Find the lines that contain the word "Management" and copy each one.

Figure record listings
################

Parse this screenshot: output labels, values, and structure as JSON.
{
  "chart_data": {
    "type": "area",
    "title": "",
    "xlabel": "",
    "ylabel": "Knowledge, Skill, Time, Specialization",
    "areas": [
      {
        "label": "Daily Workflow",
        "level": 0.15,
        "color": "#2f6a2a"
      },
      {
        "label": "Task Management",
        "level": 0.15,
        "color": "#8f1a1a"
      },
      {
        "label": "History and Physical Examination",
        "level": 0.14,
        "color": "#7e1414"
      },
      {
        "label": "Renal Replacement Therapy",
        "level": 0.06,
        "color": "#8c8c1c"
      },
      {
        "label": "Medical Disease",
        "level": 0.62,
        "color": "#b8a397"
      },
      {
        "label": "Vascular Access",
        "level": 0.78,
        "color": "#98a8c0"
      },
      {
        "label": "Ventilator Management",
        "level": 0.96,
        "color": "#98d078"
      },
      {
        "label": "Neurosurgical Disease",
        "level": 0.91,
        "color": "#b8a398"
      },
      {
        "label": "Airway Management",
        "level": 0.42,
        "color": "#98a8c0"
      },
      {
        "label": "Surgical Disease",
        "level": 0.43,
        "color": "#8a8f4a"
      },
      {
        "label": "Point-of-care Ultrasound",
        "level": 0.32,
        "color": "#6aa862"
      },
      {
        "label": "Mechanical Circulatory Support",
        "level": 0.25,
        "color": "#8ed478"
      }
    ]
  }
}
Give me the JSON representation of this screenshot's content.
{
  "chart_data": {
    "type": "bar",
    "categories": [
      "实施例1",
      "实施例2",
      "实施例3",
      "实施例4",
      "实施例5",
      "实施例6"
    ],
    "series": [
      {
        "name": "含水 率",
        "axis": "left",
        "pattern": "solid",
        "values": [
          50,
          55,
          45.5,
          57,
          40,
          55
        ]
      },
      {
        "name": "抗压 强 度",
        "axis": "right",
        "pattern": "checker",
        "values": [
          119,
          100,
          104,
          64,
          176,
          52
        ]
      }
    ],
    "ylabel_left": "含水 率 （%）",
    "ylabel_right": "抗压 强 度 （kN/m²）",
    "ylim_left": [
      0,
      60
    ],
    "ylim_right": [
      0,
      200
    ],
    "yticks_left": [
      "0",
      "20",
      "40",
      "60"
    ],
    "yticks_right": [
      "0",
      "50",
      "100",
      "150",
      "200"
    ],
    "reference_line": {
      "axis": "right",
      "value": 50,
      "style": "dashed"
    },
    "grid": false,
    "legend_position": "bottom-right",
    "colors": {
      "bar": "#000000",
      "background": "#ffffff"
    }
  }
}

################

SOLUTION FOR THIS TASK:
        "label": "Task Management",
        "label": "Ventilator Management",
        "label": "Airway Management",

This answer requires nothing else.